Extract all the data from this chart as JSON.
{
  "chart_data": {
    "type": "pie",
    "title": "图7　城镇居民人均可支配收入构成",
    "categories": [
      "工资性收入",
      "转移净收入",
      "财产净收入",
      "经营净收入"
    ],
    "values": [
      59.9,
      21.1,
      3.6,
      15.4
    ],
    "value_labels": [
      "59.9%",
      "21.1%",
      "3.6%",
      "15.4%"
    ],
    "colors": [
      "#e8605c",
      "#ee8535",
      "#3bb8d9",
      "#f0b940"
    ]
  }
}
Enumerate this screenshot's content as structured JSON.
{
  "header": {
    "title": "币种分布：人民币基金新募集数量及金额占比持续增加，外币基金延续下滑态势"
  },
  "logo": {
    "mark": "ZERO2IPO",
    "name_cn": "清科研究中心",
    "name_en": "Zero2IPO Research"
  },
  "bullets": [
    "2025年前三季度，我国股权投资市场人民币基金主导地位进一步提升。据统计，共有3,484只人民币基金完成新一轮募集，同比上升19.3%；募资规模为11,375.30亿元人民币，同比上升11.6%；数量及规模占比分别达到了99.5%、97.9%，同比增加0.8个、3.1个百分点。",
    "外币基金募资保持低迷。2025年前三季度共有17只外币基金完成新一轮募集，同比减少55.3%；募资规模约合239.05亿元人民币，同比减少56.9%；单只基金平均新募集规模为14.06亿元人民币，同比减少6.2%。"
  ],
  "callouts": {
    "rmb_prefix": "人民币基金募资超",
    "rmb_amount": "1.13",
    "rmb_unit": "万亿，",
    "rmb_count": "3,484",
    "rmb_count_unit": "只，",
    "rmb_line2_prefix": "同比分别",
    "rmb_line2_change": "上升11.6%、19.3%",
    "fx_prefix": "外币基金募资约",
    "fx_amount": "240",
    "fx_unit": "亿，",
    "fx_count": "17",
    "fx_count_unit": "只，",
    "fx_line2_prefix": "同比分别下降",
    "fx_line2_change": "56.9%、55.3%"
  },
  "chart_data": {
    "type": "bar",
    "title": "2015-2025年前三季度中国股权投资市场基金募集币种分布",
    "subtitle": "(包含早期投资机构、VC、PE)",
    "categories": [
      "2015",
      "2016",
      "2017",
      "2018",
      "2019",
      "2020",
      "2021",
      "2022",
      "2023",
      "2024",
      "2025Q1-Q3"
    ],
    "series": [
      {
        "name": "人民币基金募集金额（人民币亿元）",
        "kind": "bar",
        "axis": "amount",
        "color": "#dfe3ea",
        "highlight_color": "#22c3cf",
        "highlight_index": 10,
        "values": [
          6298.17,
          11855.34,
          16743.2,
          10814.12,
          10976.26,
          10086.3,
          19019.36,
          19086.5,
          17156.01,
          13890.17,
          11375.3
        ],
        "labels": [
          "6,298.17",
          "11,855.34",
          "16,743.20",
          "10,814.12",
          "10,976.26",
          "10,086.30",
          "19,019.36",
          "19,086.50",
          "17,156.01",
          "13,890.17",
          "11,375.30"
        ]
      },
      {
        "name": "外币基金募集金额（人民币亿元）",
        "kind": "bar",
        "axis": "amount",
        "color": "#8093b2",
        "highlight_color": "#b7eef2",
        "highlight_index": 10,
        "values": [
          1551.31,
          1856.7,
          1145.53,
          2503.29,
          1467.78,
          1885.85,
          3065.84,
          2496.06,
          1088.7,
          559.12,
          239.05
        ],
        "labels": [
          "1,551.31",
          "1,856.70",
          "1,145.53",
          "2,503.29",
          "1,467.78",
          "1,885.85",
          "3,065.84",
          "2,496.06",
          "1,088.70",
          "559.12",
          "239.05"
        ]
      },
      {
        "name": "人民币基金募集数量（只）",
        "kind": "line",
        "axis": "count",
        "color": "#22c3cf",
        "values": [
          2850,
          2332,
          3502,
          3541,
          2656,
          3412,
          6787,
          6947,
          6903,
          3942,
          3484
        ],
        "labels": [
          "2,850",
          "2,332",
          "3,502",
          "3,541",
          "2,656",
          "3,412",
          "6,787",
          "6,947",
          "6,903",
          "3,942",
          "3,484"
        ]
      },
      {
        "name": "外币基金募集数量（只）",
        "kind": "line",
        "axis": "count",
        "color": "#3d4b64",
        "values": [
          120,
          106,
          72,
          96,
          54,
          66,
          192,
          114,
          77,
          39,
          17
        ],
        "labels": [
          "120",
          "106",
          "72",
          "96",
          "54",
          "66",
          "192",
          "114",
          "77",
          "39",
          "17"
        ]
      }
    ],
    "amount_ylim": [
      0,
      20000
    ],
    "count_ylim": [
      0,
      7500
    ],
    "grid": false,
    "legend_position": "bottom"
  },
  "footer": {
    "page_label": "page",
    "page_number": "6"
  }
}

• [To be done]:
Extract each line of the material exactly as it stands.

• [Exercise answer]:
Extract all the data from this chart as JSON.
{
  "chart_data": {
    "type": "pie",
    "title": "图7　城镇居民人均可支配收入构成",
    "categories": [
      "工资性收入",
      "转移净收入",
      "财产净收入",
      "经营净收入"
    ],
    "values": [
      59.9,
      21.1,
      3.6,
      15.4
    ],
    "value_labels": [
      "59.9%",
      "21.1%",
      "3.6%",
      "15.4%"
    ],
    "colors": [
      "#e8605c",
      "#ee8535",
      "#3bb8d9",
      "#f0b940"
    ]
  }
}
Enumerate this screenshot's content as structured JSON.
{
  "header": {
    "title": "币种分布：人民币基金新募集数量及金额占比持续增加，外币基金延续下滑态势"
  },
  "logo": {
    "mark": "ZERO2IPO",
    "name_cn": "清科研究中心",
    "name_en": "Zero2IPO Research"
  },
  "bullets": [
    "2025年前三季度，我国股权投资市场人民币基金主导地位进一步提升。据统计，共有3,484只人民币基金完成新一轮募集，同比上升19.3%；募资规模为11,375.30亿元人民币，同比上升11.6%；数量及规模占比分别达到了99.5%、97.9%，同比增加0.8个、3.1个百分点。",
    "外币基金募资保持低迷。2025年前三季度共有17只外币基金完成新一轮募集，同比减少55.3%；募资规模约合239.05亿元人民币，同比减少56.9%；单只基金平均新募集规模为14.06亿元人民币，同比减少6.2%。"
  ],
  "callouts": {
    "rmb_prefix": "人民币基金募资超",
    "rmb_amount": "1.13",
    "rmb_unit": "万亿，",
    "rmb_count": "3,484",
    "rmb_count_unit": "只，",
    "rmb_line2_prefix": "同比分别",
    "rmb_line2_change": "上升11.6%、19.3%",
    "fx_prefix": "外币基金募资约",
    "fx_amount": "240",
    "fx_unit": "亿，",
    "fx_count": "17",
    "fx_count_unit": "只，",
    "fx_line2_prefix": "同比分别下降",
    "fx_line2_change": "56.9%、55.3%"
  },
  "chart_data": {
    "type": "bar",
    "title": "2015-2025年前三季度中国股权投资市场基金募集币种分布",
    "subtitle": "(包含早期投资机构、VC、PE)",
    "categories": [
      "2015",
      "2016",
      "2017",
      "2018",
      "2019",
      "2020",
      "2021",
      "2022",
      "2023",
      "2024",
      "2025Q1-Q3"
    ],
    "series": [
      {
        "name": "人民币基金募集金额（人民币亿元）",
        "kind": "bar",
        "axis": "amount",
        "color": "#dfe3ea",
        "highlight_color": "#22c3cf",
        "highlight_index": 10,
        "values": [
          6298.17,
          11855.34,
          16743.2,
          10814.12,
          10976.26,
          10086.3,
          19019.36,
          19086.5,
          17156.01,
          13890.17,
          11375.3
        ],
        "labels": [
          "6,298.17",
          "11,855.34",
          "16,743.20",
          "10,814.12",
          "10,976.26",
          "10,086.30",
          "19,019.36",
          "19,086.50",
          "17,156.01",
          "13,890.17",
          "11,375.30"
        ]
      },
      {
        "name": "外币基金募集金额（人民币亿元）",
        "kind": "bar",
        "axis": "amount",
        "color": "#8093b2",
        "highlight_color": "#b7eef2",
        "highlight_index": 10,
        "values": [
          1551.31,
          1856.7,
          1145.53,
          2503.29,
          1467.78,
          1885.85,
          3065.84,
          2496.06,
          1088.7,
          559.12,
          239.05
        ],
        "labels": [
          "1,551.31",
          "1,856.70",
          "1,145.53",
          "2,503.29",
          "1,467.78",
          "1,885.85",
          "3,065.84",
          "2,496.06",
          "1,088.70",
          "559.12",
          "239.05"
        ]
      },
      {
        "name": "人民币基金募集数量（只）",
        "kind": "line",
        "axis": "count",
        "color": "#22c3cf",
        "values": [
          2850,
          2332,
          3502,
          3541,
          2656,
          3412,
          6787,
          6947,
          6903,
          3942,
          3484
        ],
        "labels": [
          "2,850",
          "2,332",
          "3,502",
          "3,541",
          "2,656",
          "3,412",
          "6,787",
          "6,947",
          "6,903",
          "3,942",
          "3,484"
        ]
      },
      {
        "name": "外币基金募集数量（只）",
        "kind": "line",
        "axis": "count",
        "color": "#3d4b64",
        "values": [
          120,
          106,
          72,
          96,
          54,
          66,
          192,
          114,
          77,
          39,
          17
        ],
        "labels": [
          "120",
          "106",
          "72",
          "96",
          "54",
          "66",
          "192",
          "114",
          "77",
          "39",
          "17"
        ]
      }
    ],
    "amount_ylim": [
      0,
      20000
    ],
    "count_ylim": [
      0,
      7500
    ],
    "grid": false,
    "legend_position": "bottom"
  },
  "footer": {
    "page_label": "page",
    "page_number": "6"
  }
}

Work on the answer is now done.